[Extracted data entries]

····················

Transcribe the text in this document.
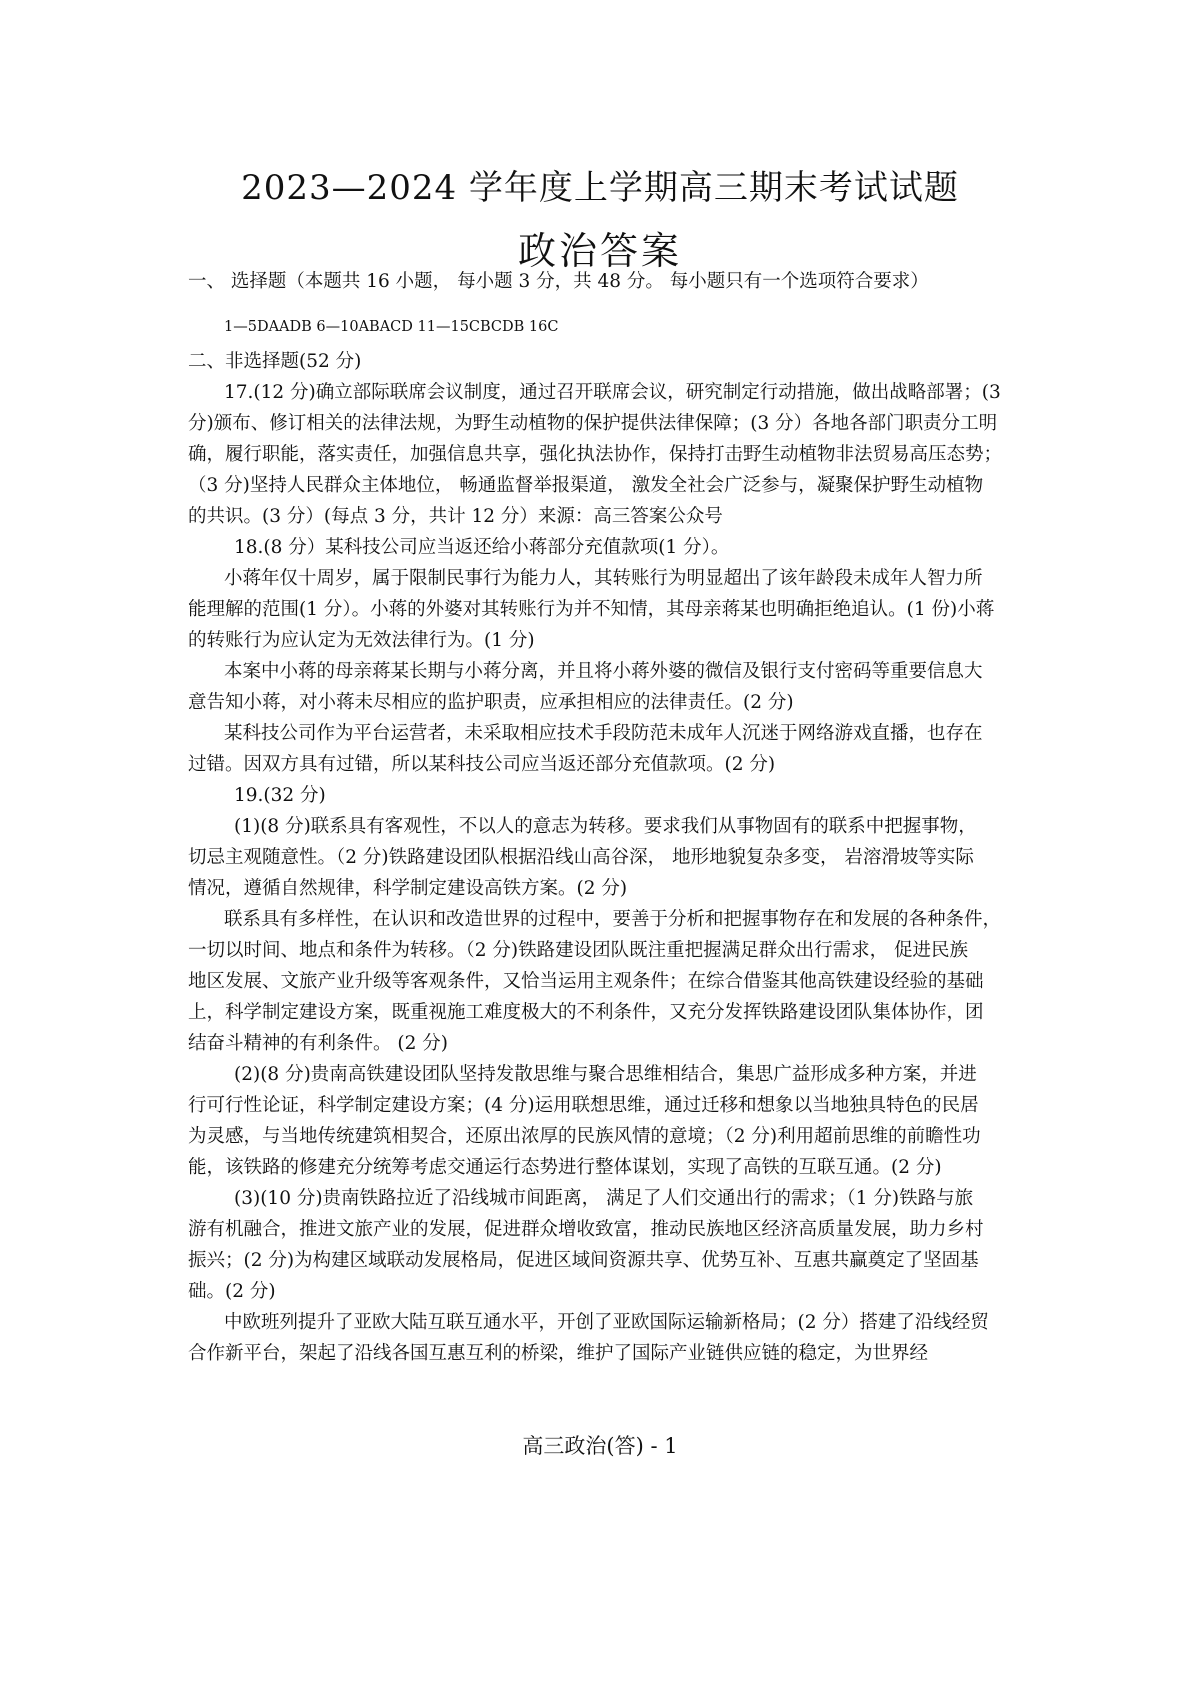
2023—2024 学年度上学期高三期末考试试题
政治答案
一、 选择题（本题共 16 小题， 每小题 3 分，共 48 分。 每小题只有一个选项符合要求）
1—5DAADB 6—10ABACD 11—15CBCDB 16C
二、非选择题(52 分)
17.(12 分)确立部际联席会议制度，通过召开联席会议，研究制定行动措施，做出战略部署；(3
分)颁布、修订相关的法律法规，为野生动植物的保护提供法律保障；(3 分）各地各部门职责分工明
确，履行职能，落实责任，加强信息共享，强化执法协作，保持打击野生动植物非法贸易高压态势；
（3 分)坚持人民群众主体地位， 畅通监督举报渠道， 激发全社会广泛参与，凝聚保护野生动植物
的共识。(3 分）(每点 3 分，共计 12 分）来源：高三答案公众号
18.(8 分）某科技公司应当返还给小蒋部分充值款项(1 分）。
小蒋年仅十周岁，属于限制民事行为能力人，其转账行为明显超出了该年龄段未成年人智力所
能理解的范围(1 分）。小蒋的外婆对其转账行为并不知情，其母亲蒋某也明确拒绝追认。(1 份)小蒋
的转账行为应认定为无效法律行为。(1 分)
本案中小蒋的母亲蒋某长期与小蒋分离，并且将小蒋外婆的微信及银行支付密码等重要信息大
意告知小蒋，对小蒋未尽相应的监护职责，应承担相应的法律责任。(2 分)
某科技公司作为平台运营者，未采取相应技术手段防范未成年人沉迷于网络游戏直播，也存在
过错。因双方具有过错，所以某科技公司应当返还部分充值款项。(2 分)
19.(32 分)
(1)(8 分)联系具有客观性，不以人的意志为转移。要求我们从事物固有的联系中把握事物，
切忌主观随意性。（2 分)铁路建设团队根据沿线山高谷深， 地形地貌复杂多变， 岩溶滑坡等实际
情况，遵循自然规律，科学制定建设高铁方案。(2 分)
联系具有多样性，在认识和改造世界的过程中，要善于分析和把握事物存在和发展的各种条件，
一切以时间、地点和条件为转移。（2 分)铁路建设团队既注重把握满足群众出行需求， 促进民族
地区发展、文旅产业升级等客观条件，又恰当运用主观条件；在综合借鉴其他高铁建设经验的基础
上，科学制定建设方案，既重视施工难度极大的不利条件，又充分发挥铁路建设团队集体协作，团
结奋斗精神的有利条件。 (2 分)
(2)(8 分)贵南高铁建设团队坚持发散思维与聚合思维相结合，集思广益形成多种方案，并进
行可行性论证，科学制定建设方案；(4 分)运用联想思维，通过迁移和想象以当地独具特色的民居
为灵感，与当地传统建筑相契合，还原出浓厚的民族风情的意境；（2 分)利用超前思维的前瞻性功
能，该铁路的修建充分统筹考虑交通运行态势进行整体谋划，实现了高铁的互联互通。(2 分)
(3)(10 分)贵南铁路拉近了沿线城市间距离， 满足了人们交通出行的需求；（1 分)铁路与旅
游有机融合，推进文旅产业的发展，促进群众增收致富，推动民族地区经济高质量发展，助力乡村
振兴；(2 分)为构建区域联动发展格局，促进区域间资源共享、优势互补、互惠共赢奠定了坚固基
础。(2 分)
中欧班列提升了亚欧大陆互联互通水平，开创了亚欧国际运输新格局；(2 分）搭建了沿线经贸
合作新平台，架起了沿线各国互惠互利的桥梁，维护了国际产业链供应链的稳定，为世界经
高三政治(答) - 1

····················

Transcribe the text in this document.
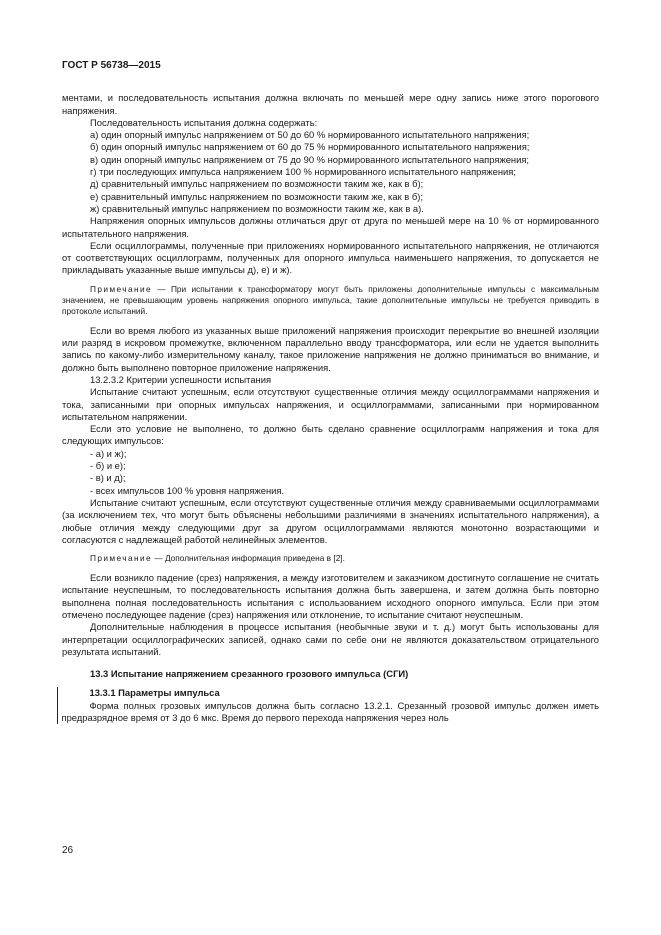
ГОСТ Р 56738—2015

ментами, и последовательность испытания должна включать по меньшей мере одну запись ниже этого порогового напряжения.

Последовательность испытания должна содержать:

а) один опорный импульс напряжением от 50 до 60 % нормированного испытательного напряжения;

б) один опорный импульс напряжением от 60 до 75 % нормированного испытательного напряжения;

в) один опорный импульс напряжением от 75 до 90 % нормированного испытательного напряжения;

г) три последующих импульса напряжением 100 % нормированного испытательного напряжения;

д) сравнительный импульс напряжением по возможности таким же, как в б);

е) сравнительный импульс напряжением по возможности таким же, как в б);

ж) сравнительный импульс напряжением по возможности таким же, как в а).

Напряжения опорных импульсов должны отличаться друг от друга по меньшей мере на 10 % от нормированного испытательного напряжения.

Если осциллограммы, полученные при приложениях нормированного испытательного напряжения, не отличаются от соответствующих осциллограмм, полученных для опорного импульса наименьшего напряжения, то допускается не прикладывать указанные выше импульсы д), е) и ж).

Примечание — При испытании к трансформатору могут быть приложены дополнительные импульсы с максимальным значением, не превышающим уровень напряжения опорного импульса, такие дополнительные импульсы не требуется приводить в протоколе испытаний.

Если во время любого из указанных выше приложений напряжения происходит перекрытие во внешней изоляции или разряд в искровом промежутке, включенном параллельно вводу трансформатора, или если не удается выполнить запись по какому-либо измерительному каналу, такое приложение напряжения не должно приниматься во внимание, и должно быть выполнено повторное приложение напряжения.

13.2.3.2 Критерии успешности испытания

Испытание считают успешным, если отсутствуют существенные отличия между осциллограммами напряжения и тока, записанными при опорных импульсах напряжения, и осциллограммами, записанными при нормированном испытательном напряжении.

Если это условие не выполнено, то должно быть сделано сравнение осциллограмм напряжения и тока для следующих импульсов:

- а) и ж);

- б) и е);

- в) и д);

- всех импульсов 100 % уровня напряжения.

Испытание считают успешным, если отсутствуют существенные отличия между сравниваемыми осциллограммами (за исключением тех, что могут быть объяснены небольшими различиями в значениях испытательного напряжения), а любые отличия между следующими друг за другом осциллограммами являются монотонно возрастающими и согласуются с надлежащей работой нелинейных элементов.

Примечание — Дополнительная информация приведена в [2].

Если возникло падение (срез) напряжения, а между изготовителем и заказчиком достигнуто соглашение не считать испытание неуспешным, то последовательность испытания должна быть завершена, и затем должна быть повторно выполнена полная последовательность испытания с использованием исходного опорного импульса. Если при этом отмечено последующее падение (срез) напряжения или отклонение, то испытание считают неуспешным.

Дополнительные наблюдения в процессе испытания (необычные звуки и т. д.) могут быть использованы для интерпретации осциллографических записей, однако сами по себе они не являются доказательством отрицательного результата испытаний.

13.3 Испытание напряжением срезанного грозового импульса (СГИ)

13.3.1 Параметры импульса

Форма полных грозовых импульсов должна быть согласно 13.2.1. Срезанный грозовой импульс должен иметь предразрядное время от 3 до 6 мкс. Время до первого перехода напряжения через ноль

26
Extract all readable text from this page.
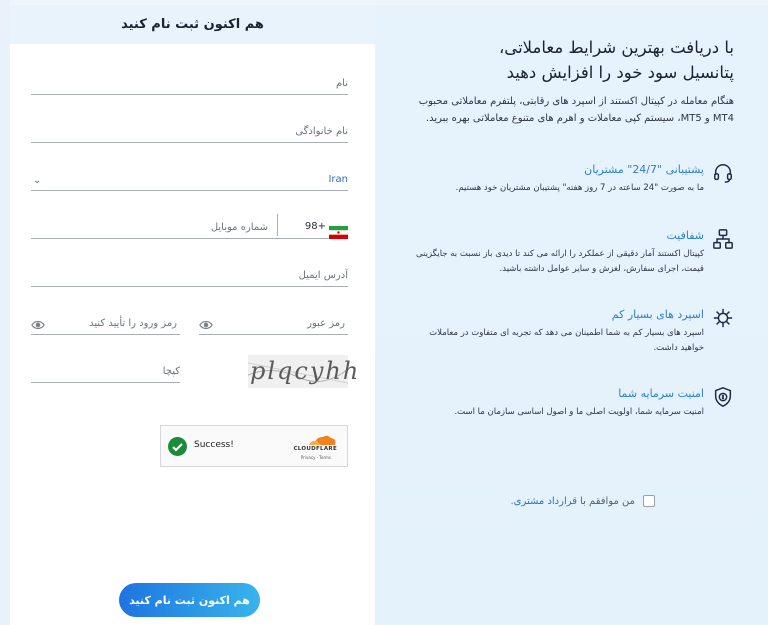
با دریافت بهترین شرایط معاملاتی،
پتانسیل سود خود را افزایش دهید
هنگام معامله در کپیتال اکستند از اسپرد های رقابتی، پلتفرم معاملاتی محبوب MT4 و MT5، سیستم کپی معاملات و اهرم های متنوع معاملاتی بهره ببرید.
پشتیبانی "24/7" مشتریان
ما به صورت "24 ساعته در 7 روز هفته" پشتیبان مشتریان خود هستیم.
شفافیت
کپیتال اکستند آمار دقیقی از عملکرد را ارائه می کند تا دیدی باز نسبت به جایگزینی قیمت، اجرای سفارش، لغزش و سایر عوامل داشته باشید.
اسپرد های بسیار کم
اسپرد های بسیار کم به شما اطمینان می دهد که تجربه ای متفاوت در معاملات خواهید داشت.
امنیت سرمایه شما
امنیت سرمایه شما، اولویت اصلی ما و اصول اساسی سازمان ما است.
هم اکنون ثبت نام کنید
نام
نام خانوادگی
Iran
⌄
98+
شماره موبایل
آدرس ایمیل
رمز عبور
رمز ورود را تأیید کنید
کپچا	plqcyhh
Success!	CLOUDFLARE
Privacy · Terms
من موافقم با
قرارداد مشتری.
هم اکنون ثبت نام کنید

····················

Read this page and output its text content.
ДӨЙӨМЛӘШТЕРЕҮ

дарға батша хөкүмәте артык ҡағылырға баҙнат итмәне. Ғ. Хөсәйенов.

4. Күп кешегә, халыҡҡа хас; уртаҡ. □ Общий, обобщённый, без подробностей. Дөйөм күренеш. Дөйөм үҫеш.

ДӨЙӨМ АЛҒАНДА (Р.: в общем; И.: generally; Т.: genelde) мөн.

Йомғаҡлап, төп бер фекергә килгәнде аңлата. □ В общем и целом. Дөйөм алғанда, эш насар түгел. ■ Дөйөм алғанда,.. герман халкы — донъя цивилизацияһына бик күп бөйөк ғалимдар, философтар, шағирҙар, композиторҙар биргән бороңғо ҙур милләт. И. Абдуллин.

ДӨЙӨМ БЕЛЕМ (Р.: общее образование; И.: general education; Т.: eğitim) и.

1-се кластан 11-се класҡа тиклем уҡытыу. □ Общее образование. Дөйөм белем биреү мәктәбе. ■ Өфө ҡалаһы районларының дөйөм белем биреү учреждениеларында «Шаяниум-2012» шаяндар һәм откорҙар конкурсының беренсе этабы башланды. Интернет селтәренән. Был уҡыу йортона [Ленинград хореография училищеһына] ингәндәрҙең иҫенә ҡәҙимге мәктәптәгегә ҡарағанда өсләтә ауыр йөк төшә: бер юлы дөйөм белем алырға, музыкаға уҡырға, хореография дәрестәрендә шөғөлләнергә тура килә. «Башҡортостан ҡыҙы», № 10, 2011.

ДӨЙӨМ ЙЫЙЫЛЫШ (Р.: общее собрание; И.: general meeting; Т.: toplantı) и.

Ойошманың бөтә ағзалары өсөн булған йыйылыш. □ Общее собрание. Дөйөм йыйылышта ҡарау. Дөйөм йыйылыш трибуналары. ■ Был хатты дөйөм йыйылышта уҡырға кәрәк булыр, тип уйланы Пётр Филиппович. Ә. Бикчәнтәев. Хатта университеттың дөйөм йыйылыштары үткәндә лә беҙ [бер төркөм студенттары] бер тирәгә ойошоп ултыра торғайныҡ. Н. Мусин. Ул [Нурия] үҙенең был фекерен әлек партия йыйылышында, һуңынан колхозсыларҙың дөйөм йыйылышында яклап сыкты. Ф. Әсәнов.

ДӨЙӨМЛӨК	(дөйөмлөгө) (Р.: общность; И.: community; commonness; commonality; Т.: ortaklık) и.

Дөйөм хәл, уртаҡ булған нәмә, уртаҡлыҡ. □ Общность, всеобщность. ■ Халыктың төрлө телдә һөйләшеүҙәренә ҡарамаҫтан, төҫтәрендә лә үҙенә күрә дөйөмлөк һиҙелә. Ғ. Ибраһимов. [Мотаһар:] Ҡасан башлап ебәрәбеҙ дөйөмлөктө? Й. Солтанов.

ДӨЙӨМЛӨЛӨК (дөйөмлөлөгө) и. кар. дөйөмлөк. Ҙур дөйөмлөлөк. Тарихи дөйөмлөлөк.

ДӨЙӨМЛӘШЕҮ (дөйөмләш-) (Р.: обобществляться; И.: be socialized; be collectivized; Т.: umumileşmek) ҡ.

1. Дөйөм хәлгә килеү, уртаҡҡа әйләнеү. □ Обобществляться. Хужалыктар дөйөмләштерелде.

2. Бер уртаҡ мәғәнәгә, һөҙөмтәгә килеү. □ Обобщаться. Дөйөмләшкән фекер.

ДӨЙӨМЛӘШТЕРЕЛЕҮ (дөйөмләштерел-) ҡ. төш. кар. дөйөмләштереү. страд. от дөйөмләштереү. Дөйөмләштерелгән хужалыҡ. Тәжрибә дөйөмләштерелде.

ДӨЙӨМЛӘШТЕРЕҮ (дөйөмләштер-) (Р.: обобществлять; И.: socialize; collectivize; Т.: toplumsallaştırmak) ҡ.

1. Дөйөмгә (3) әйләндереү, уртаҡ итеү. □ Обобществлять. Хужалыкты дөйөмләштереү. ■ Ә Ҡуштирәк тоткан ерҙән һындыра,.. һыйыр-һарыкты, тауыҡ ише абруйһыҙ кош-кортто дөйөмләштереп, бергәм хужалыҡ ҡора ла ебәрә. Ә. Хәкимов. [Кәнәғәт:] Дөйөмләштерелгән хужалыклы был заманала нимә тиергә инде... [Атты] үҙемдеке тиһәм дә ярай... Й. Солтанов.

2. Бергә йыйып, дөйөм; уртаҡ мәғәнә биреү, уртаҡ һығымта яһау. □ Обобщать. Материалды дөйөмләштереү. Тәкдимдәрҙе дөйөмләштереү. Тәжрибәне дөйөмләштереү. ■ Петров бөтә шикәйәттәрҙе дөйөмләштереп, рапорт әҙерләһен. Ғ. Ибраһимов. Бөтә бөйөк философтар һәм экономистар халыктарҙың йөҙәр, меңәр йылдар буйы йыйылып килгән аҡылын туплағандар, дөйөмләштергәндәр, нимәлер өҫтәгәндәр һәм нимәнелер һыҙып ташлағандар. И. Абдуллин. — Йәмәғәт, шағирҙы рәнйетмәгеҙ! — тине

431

····················

### Task to carry out
Pull out each line containing the word "напряжением" and copy it.

### Output
а) один опорный импульс напряжением от 50 до 60 % нормированного испытательного напряжения;
б) один опорный импульс напряжением от 60 до 75 % нормированного испытательного напряжения;
в) один опорный импульс напряжением от 75 до 90 % нормированного испытательного напряжения;
г) три последующих импульса напряжением 100 % нормированного испытательного напряжения;
д) сравнительный импульс напряжением по возможности таким же, как в б);
е) сравнительный импульс напряжением по возможности таким же, как в б);
ж) сравнительный импульс напряжением по возможности таким же, как в а).
13.3 Испытание напряжением срезанного грозового импульса (СГИ)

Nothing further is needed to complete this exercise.